------ Listed records
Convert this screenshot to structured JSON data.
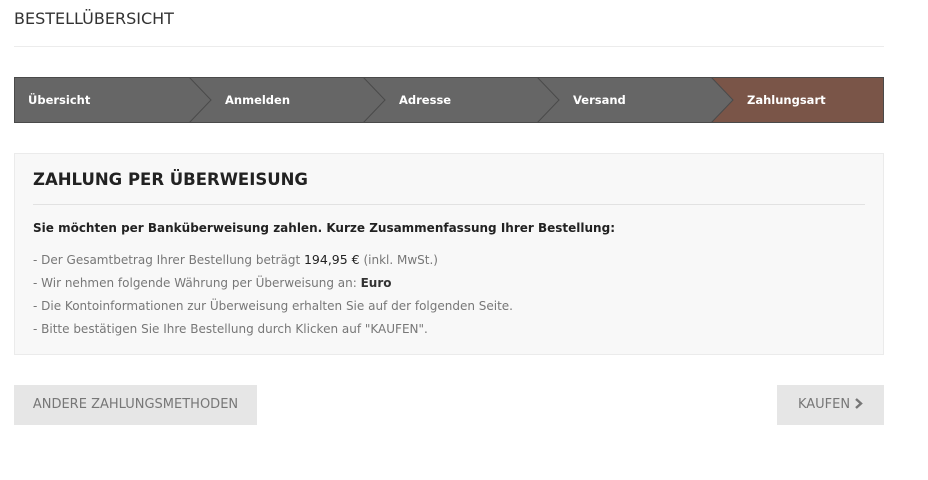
{
  "header": {
    "title": "BESTELLÜBERSICHT"
  },
  "steps": {
    "items": [
      {
        "label": "Übersicht",
        "active": false
      },
      {
        "label": "Anmelden",
        "active": false
      },
      {
        "label": "Adresse",
        "active": false
      },
      {
        "label": "Versand",
        "active": false
      },
      {
        "label": "Zahlungsart",
        "active": true
      }
    ],
    "colors": {
      "inactive": "#666666",
      "active": "#7a5548",
      "border": "#4a4a4a"
    }
  },
  "payment": {
    "title": "ZAHLUNG PER ÜBERWEISUNG",
    "intro": "Sie möchten per Banküberweisung zahlen. Kurze Zusammenfassung Ihrer Bestellung:",
    "line1_prefix": "- Der Gesamtbetrag Ihrer Bestellung beträgt ",
    "line1_amount": "194,95 €",
    "line1_suffix": " (inkl. MwSt.)",
    "line2_prefix": "- Wir nehmen folgende Währung per Überweisung an: ",
    "line2_currency": "Euro",
    "line3": "- Die Kontoinformationen zur Überweisung erhalten Sie auf der folgenden Seite.",
    "line4": "- Bitte bestätigen Sie Ihre Bestellung durch Klicken auf \"KAUFEN\"."
  },
  "actions": {
    "other_methods_label": "ANDERE ZAHLUNGSMETHODEN",
    "buy_label": "KAUFEN",
    "buy_icon": "chevron-right-icon"
  }
}
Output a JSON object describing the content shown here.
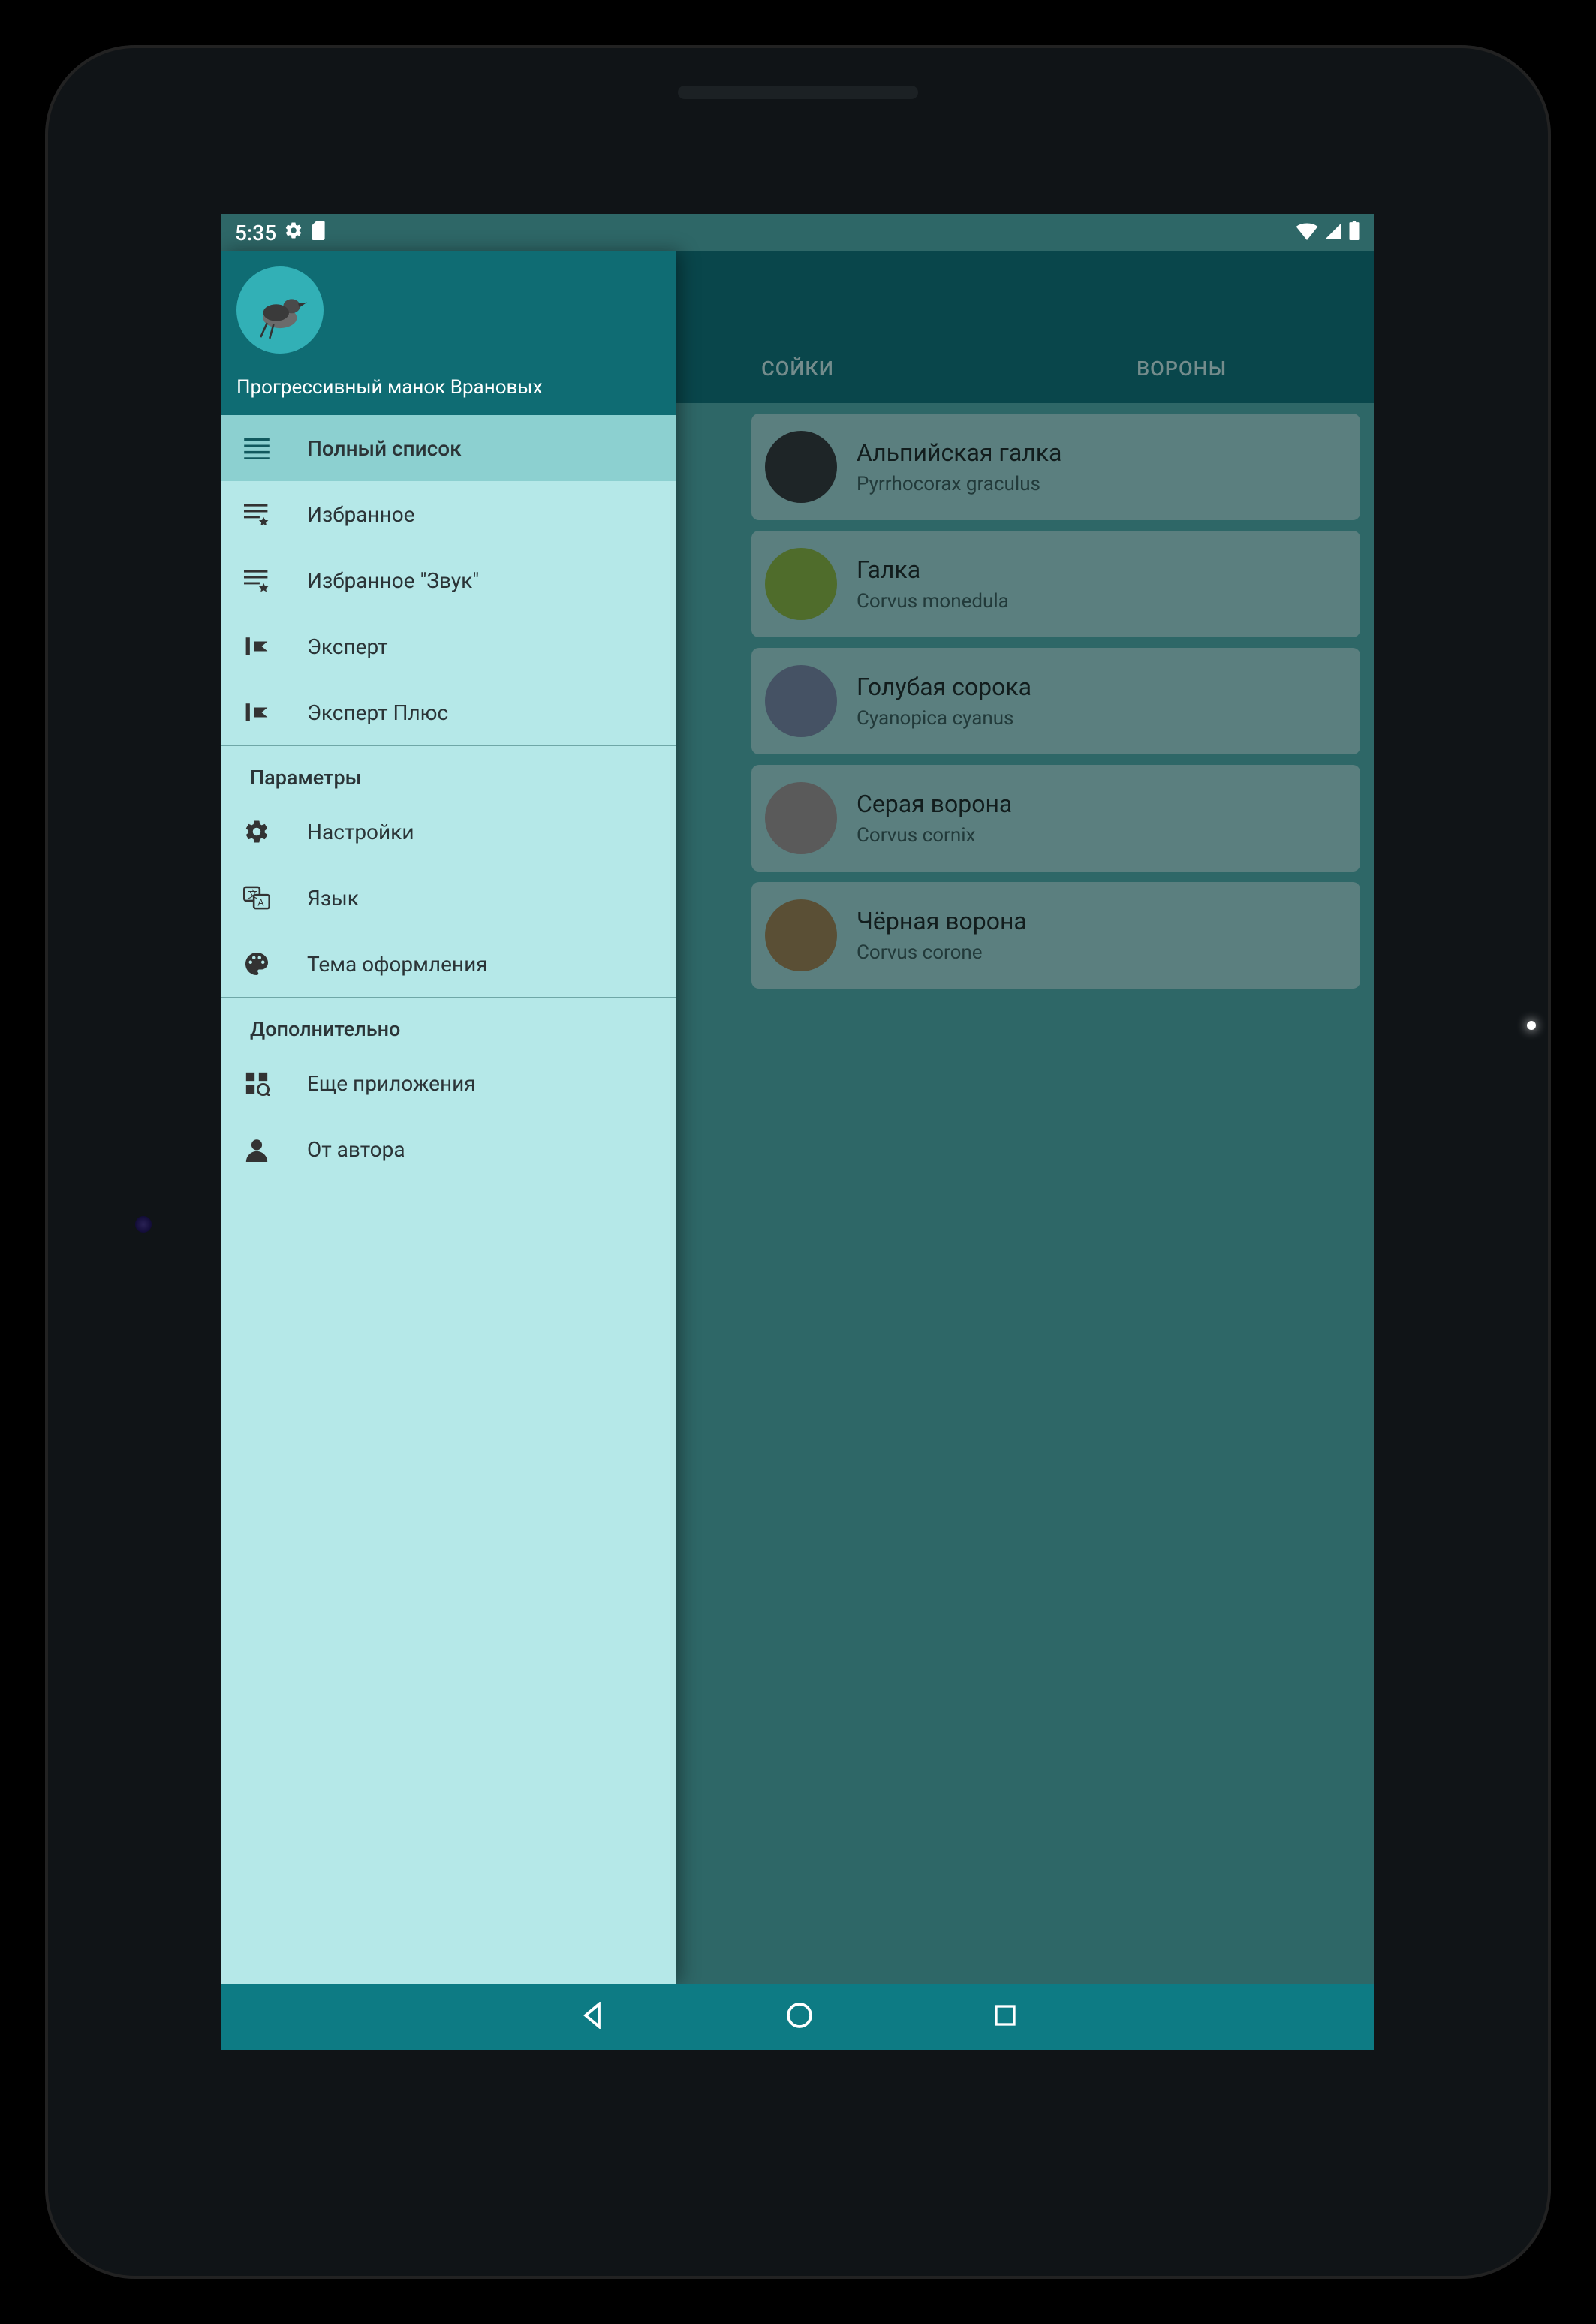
{
  "statusbar": {
    "time": "5:35"
  },
  "drawer": {
    "title": "Прогрессивный манок Врановых",
    "items": [
      {
        "icon": "list",
        "label": "Полный список",
        "active": true
      },
      {
        "icon": "list-star",
        "label": "Избранное"
      },
      {
        "icon": "list-star",
        "label": "Избранное \"Звук\""
      },
      {
        "icon": "expert",
        "label": "Эксперт"
      },
      {
        "icon": "expert",
        "label": "Эксперт Плюс"
      }
    ],
    "section_params": "Параметры",
    "params_items": [
      {
        "icon": "gear",
        "label": "Настройки"
      },
      {
        "icon": "lang",
        "label": "Язык"
      },
      {
        "icon": "palette",
        "label": "Тема оформления"
      }
    ],
    "section_more": "Дополнительно",
    "more_items": [
      {
        "icon": "apps",
        "label": "Еще приложения"
      },
      {
        "icon": "user",
        "label": "От автора"
      }
    ]
  },
  "tabs": {
    "tab1": "СОЙКИ",
    "tab2": "ВОРОНЫ"
  },
  "birds": [
    {
      "name": "Альпийская галка",
      "latin": "Pyrrhocorax graculus",
      "avatar": "#2f3a3d"
    },
    {
      "name": "Галка",
      "latin": "Corvus monedula",
      "avatar": "#7aa642"
    },
    {
      "name": "Голубая сорока",
      "latin": "Cyanopica cyanus",
      "avatar": "#6a7f9a"
    },
    {
      "name": "Серая ворона",
      "latin": "Corvus cornix",
      "avatar": "#8a8a8a"
    },
    {
      "name": "Чёрная ворона",
      "latin": "Corvus corone",
      "avatar": "#8a7a52"
    }
  ]
}
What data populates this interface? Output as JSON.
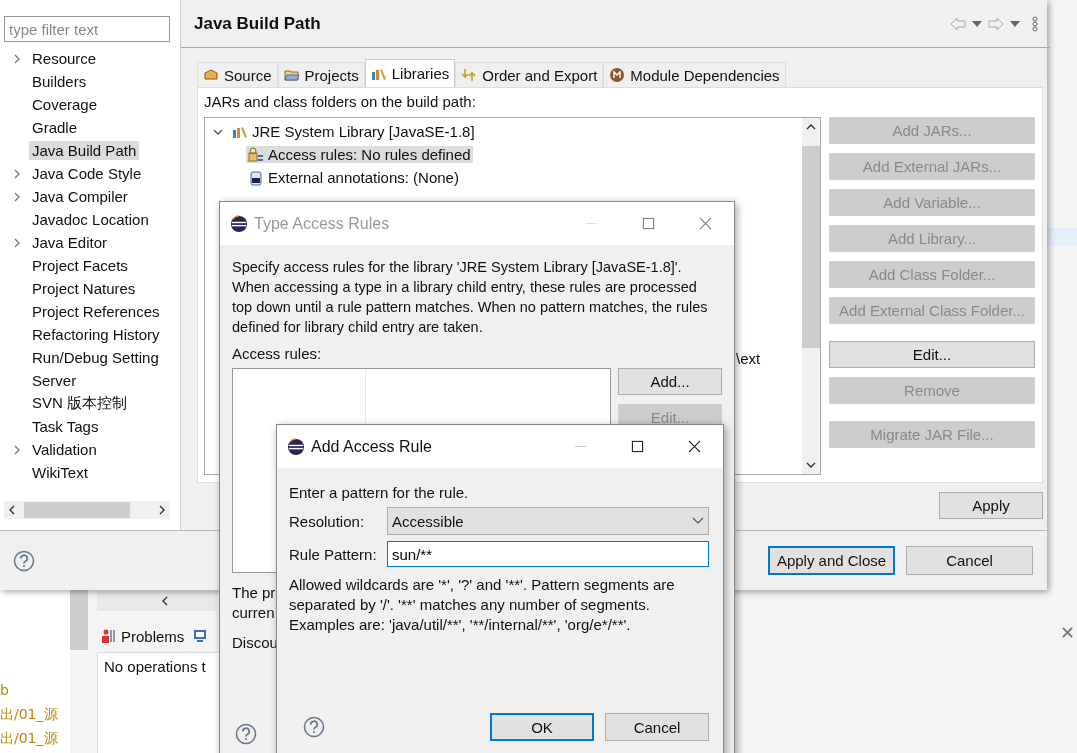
{
  "sidebar": {
    "filter": {
      "placeholder": "type filter text"
    },
    "items": [
      {
        "label": "Resource",
        "expandable": true,
        "selected": false
      },
      {
        "label": "Builders",
        "expandable": false,
        "selected": false
      },
      {
        "label": "Coverage",
        "expandable": false,
        "selected": false
      },
      {
        "label": "Gradle",
        "expandable": false,
        "selected": false
      },
      {
        "label": "Java Build Path",
        "expandable": false,
        "selected": true
      },
      {
        "label": "Java Code Style",
        "expandable": true,
        "selected": false
      },
      {
        "label": "Java Compiler",
        "expandable": true,
        "selected": false
      },
      {
        "label": "Javadoc Location",
        "expandable": false,
        "selected": false
      },
      {
        "label": "Java Editor",
        "expandable": true,
        "selected": false
      },
      {
        "label": "Project Facets",
        "expandable": false,
        "selected": false
      },
      {
        "label": "Project Natures",
        "expandable": false,
        "selected": false
      },
      {
        "label": "Project References",
        "expandable": false,
        "selected": false
      },
      {
        "label": "Refactoring History",
        "expandable": false,
        "selected": false
      },
      {
        "label": "Run/Debug Setting",
        "expandable": false,
        "selected": false
      },
      {
        "label": "Server",
        "expandable": false,
        "selected": false
      },
      {
        "label": "SVN 版本控制",
        "expandable": false,
        "selected": false
      },
      {
        "label": "Task Tags",
        "expandable": false,
        "selected": false
      },
      {
        "label": "Validation",
        "expandable": true,
        "selected": false
      },
      {
        "label": "WikiText",
        "expandable": false,
        "selected": false
      }
    ]
  },
  "page": {
    "title": "Java Build Path"
  },
  "tabs": [
    {
      "label": "Source",
      "kind": "source",
      "selected": false
    },
    {
      "label": "Projects",
      "kind": "projects",
      "selected": false
    },
    {
      "label": "Libraries",
      "kind": "libraries",
      "selected": true
    },
    {
      "label": "Order and Export",
      "kind": "order",
      "selected": false
    },
    {
      "label": "Module Dependencies",
      "kind": "module",
      "selected": false
    }
  ],
  "libraries": {
    "caption": "JARs and class folders on the build path:",
    "tree": [
      {
        "label": "JRE System Library [JavaSE-1.8]",
        "kind": "library",
        "expanded": true,
        "selected": false,
        "children": [
          {
            "label": "Access rules: No rules defined",
            "kind": "rules",
            "selected": true
          },
          {
            "label": "External annotations: (None)",
            "kind": "annotations",
            "selected": false
          }
        ]
      }
    ],
    "partial_row": "\\ext",
    "buttons": [
      {
        "label": "Add JARs...",
        "disabled": true
      },
      {
        "label": "Add External JARs...",
        "disabled": true
      },
      {
        "label": "Add Variable...",
        "disabled": true
      },
      {
        "label": "Add Library...",
        "disabled": true
      },
      {
        "label": "Add Class Folder...",
        "disabled": true
      },
      {
        "label": "Add External Class Folder...",
        "disabled": true
      },
      {
        "label": "Edit...",
        "disabled": false
      },
      {
        "label": "Remove",
        "disabled": true
      },
      {
        "label": "Migrate JAR File...",
        "disabled": true
      }
    ]
  },
  "apply_button": "Apply",
  "footer_buttons": [
    {
      "label": "Apply and Close",
      "default": true
    },
    {
      "label": "Cancel",
      "default": false
    }
  ],
  "type_access_rules": {
    "title": "Type Access Rules",
    "active": false,
    "description": "Specify access rules for the library 'JRE System Library [JavaSE-1.8]'. When accessing a type in a library child entry, these rules are processed top down until a rule pattern matches. When no pattern matches, the rules defined for library child entry are taken.",
    "list_label": "Access rules:",
    "buttons": [
      {
        "label": "Add...",
        "disabled": false
      },
      {
        "label": "Edit...",
        "disabled": true
      }
    ],
    "notes": [
      "The pr",
      "curren",
      "Discou"
    ]
  },
  "add_access_rule": {
    "title": "Add Access Rule",
    "active": true,
    "prompt": "Enter a pattern for the rule.",
    "resolution_label": "Resolution:",
    "resolution": "Accessible",
    "pattern_label": "Rule Pattern:",
    "pattern": "sun/**",
    "help": [
      "Allowed wildcards are '*', '?' and '**'. Pattern segments are separated by '/'. '**' matches any number of segments.",
      "Examples are: 'java/util/**', '**/internal/**', 'org/e*/**'."
    ],
    "buttons": [
      {
        "label": "OK",
        "default": true
      },
      {
        "label": "Cancel",
        "default": false
      }
    ]
  },
  "workbench": {
    "file_lines": [
      "b",
      "出/01_源",
      "出/01_源"
    ],
    "tabs": [
      {
        "label": "Problems"
      }
    ],
    "message": "No operations t"
  }
}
------------
Skip the pictures, then retype every line above exactly.

Convert this screenshot to structured JSON data.
{
  "header": {
    "title": "BESTELLÜBERSICHT"
  },
  "steps": {
    "items": [
      {
        "label": "Übersicht",
        "active": false
      },
      {
        "label": "Anmelden",
        "active": false
      },
      {
        "label": "Adresse",
        "active": false
      },
      {
        "label": "Versand",
        "active": false
      },
      {
        "label": "Zahlungsart",
        "active": true
      }
    ],
    "colors": {
      "inactive": "#666666",
      "active": "#7a5548",
      "border": "#4a4a4a"
    }
  },
  "payment": {
    "title": "ZAHLUNG PER ÜBERWEISUNG",
    "intro": "Sie möchten per Banküberweisung zahlen. Kurze Zusammenfassung Ihrer Bestellung:",
    "line1_prefix": "- Der Gesamtbetrag Ihrer Bestellung beträgt ",
    "line1_amount": "194,95 €",
    "line1_suffix": " (inkl. MwSt.)",
    "line2_prefix": "- Wir nehmen folgende Währung per Überweisung an: ",
    "line2_currency": "Euro",
    "line3": "- Die Kontoinformationen zur Überweisung erhalten Sie auf der folgenden Seite.",
    "line4": "- Bitte bestätigen Sie Ihre Bestellung durch Klicken auf \"KAUFEN\"."
  },
  "actions": {
    "other_methods_label": "ANDERE ZAHLUNGSMETHODEN",
    "buy_label": "KAUFEN",
    "buy_icon": "chevron-right-icon"
  }
}
Output a JSON object describing the content shown here.
{
  "statusbar": {
    "time": "5:35"
  },
  "drawer": {
    "title": "Прогрессивный манок Врановых",
    "items": [
      {
        "icon": "list",
        "label": "Полный список",
        "active": true
      },
      {
        "icon": "list-star",
        "label": "Избранное"
      },
      {
        "icon": "list-star",
        "label": "Избранное \"Звук\""
      },
      {
        "icon": "expert",
        "label": "Эксперт"
      },
      {
        "icon": "expert",
        "label": "Эксперт Плюс"
      }
    ],
    "section_params": "Параметры",
    "params_items": [
      {
        "icon": "gear",
        "label": "Настройки"
      },
      {
        "icon": "lang",
        "label": "Язык"
      },
      {
        "icon": "palette",
        "label": "Тема оформления"
      }
    ],
    "section_more": "Дополнительно",
    "more_items": [
      {
        "icon": "apps",
        "label": "Еще приложения"
      },
      {
        "icon": "user",
        "label": "От автора"
      }
    ]
  },
  "tabs": {
    "tab1": "СОЙКИ",
    "tab2": "ВОРОНЫ"
  },
  "birds": [
    {
      "name": "Альпийская галка",
      "latin": "Pyrrhocorax graculus",
      "avatar": "#2f3a3d"
    },
    {
      "name": "Галка",
      "latin": "Corvus monedula",
      "avatar": "#7aa642"
    },
    {
      "name": "Голубая сорока",
      "latin": "Cyanopica cyanus",
      "avatar": "#6a7f9a"
    },
    {
      "name": "Серая ворона",
      "latin": "Corvus cornix",
      "avatar": "#8a8a8a"
    },
    {
      "name": "Чёрная ворона",
      "latin": "Corvus corone",
      "avatar": "#8a7a52"
    }
  ]
}
What data populates this interface? Output as JSON.
{
  "sidebar": {
    "filter": {
      "placeholder": "type filter text"
    },
    "items": [
      {
        "label": "Resource",
        "expandable": true,
        "selected": false
      },
      {
        "label": "Builders",
        "expandable": false,
        "selected": false
      },
      {
        "label": "Coverage",
        "expandable": false,
        "selected": false
      },
      {
        "label": "Gradle",
        "expandable": false,
        "selected": false
      },
      {
        "label": "Java Build Path",
        "expandable": false,
        "selected": true
      },
      {
        "label": "Java Code Style",
        "expandable": true,
        "selected": false
      },
      {
        "label": "Java Compiler",
        "expandable": true,
        "selected": false
      },
      {
        "label": "Javadoc Location",
        "expandable": false,
        "selected": false
      },
      {
        "label": "Java Editor",
        "expandable": true,
        "selected": false
      },
      {
        "label": "Project Facets",
        "expandable": false,
        "selected": false
      },
      {
        "label": "Project Natures",
        "expandable": false,
        "selected": false
      },
      {
        "label": "Project References",
        "expandable": false,
        "selected": false
      },
      {
        "label": "Refactoring History",
        "expandable": false,
        "selected": false
      },
      {
        "label": "Run/Debug Setting",
        "expandable": false,
        "selected": false
      },
      {
        "label": "Server",
        "expandable": false,
        "selected": false
      },
      {
        "label": "SVN 版本控制",
        "expandable": false,
        "selected": false
      },
      {
        "label": "Task Tags",
        "expandable": false,
        "selected": false
      },
      {
        "label": "Validation",
        "expandable": true,
        "selected": false
      },
      {
        "label": "WikiText",
        "expandable": false,
        "selected": false
      }
    ]
  },
  "page": {
    "title": "Java Build Path"
  },
  "tabs": [
    {
      "label": "Source",
      "kind": "source",
      "selected": false
    },
    {
      "label": "Projects",
      "kind": "projects",
      "selected": false
    },
    {
      "label": "Libraries",
      "kind": "libraries",
      "selected": true
    },
    {
      "label": "Order and Export",
      "kind": "order",
      "selected": false
    },
    {
      "label": "Module Dependencies",
      "kind": "module",
      "selected": false
    }
  ],
  "libraries": {
    "caption": "JARs and class folders on the build path:",
    "tree": [
      {
        "label": "JRE System Library [JavaSE-1.8]",
        "kind": "library",
        "expanded": true,
        "selected": false,
        "children": [
          {
            "label": "Access rules: No rules defined",
            "kind": "rules",
            "selected": true
          },
          {
            "label": "External annotations: (None)",
            "kind": "annotations",
            "selected": false
          }
        ]
      }
    ],
    "partial_row": "\\ext",
    "buttons": [
      {
        "label": "Add JARs...",
        "disabled": true
      },
      {
        "label": "Add External JARs...",
        "disabled": true
      },
      {
        "label": "Add Variable...",
        "disabled": true
      },
      {
        "label": "Add Library...",
        "disabled": true
      },
      {
        "label": "Add Class Folder...",
        "disabled": true
      },
      {
        "label": "Add External Class Folder...",
        "disabled": true
      },
      {
        "label": "Edit...",
        "disabled": false
      },
      {
        "label": "Remove",
        "disabled": true
      },
      {
        "label": "Migrate JAR File...",
        "disabled": true
      }
    ]
  },
  "apply_button": "Apply",
  "footer_buttons": [
    {
      "label": "Apply and Close",
      "default": true
    },
    {
      "label": "Cancel",
      "default": false
    }
  ],
  "type_access_rules": {
    "title": "Type Access Rules",
    "active": false,
    "description": "Specify access rules for the library 'JRE System Library [JavaSE-1.8]'. When accessing a type in a library child entry, these rules are processed top down until a rule pattern matches. When no pattern matches, the rules defined for library child entry are taken.",
    "list_label": "Access rules:",
    "buttons": [
      {
        "label": "Add...",
        "disabled": false
      },
      {
        "label": "Edit...",
        "disabled": true
      }
    ],
    "notes": [
      "The pr",
      "curren",
      "Discou"
    ]
  },
  "add_access_rule": {
    "title": "Add Access Rule",
    "active": true,
    "prompt": "Enter a pattern for the rule.",
    "resolution_label": "Resolution:",
    "resolution": "Accessible",
    "pattern_label": "Rule Pattern:",
    "pattern": "sun/**",
    "help": [
      "Allowed wildcards are '*', '?' and '**'. Pattern segments are separated by '/'. '**' matches any number of segments.",
      "Examples are: 'java/util/**', '**/internal/**', 'org/e*/**'."
    ],
    "buttons": [
      {
        "label": "OK",
        "default": true
      },
      {
        "label": "Cancel",
        "default": false
      }
    ]
  },
  "workbench": {
    "file_lines": [
      "b",
      "出/01_源",
      "出/01_源"
    ],
    "tabs": [
      {
        "label": "Problems"
      }
    ],
    "message": "No operations t"
  }
}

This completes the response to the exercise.